* **TASK**: The exercise asks you to copy every line below in which "Aita" appears.

* **EXERCISE INPUTS**:
□ □ □ □

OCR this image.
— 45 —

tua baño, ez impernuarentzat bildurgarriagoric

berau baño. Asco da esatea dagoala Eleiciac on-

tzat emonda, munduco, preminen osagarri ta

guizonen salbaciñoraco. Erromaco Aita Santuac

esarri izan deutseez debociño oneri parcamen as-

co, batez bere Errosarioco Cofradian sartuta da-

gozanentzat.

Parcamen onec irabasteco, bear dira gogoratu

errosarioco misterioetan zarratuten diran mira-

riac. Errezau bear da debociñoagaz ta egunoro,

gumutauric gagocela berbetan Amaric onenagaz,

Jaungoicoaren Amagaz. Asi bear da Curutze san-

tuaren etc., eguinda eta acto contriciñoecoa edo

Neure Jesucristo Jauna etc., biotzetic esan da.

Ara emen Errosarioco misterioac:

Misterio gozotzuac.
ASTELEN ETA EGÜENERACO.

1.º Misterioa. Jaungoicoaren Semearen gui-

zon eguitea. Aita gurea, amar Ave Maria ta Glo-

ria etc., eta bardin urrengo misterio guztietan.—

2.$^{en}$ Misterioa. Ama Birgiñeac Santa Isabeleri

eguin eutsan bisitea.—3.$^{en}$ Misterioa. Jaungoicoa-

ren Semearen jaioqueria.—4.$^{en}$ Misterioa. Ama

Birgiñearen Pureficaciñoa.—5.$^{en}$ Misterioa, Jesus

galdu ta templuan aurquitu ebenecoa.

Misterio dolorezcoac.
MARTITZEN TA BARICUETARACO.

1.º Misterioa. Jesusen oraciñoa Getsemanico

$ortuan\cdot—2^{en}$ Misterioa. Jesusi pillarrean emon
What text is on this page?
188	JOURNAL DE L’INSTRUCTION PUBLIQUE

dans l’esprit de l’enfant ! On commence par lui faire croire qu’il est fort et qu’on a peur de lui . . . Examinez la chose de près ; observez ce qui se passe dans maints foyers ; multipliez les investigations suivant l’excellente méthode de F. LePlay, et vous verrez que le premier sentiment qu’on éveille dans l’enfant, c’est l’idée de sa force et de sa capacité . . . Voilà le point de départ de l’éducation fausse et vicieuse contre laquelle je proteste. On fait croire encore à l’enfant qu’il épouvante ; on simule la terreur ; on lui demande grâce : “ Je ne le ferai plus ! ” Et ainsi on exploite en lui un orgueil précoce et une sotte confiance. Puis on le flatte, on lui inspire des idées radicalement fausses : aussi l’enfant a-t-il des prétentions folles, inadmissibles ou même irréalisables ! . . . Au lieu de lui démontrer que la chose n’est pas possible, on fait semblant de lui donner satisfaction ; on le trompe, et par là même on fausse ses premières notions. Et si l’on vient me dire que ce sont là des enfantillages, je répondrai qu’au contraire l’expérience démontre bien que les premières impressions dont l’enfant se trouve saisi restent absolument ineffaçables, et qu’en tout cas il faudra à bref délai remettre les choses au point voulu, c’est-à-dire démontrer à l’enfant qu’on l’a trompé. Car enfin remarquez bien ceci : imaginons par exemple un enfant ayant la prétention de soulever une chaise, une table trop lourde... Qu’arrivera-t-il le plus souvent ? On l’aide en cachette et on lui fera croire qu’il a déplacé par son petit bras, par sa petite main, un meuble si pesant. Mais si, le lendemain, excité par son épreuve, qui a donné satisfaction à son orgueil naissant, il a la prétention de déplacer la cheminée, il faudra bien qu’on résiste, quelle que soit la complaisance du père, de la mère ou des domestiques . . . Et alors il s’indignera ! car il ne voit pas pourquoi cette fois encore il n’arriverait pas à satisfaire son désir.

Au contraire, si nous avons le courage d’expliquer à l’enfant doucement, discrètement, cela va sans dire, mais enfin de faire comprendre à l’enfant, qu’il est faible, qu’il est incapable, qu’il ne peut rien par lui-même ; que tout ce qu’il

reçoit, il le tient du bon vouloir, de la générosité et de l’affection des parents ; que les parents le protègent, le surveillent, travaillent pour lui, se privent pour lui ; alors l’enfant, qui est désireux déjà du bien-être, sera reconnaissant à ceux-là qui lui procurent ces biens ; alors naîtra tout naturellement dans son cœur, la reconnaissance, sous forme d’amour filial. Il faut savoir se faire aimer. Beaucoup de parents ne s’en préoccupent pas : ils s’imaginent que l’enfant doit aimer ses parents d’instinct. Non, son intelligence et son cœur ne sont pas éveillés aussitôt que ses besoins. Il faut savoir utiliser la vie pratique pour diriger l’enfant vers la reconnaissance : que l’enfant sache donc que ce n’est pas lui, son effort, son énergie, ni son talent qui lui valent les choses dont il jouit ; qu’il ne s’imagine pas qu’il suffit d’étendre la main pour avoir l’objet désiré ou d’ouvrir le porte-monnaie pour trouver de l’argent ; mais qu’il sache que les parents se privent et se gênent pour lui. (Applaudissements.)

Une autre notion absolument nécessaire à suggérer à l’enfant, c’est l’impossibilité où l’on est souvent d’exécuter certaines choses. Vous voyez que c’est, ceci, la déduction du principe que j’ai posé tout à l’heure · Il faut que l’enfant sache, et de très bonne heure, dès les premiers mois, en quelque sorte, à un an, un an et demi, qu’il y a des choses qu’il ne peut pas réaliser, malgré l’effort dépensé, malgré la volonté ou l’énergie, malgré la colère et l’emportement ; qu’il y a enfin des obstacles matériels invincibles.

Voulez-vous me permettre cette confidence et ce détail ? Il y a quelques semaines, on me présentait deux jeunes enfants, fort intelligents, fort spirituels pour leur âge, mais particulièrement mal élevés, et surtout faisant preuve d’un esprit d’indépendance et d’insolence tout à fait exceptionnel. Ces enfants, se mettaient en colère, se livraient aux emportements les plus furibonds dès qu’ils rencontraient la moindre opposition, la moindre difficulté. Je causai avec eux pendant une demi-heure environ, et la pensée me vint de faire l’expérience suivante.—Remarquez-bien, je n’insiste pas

□ □ □ □

* **OUTPUT FOR THIS TASK**:
guizonen salbaciñoraco. Erromaco Aita Santuac
zon eguitea. Aita gurea, amar Ave Maria ta Glo-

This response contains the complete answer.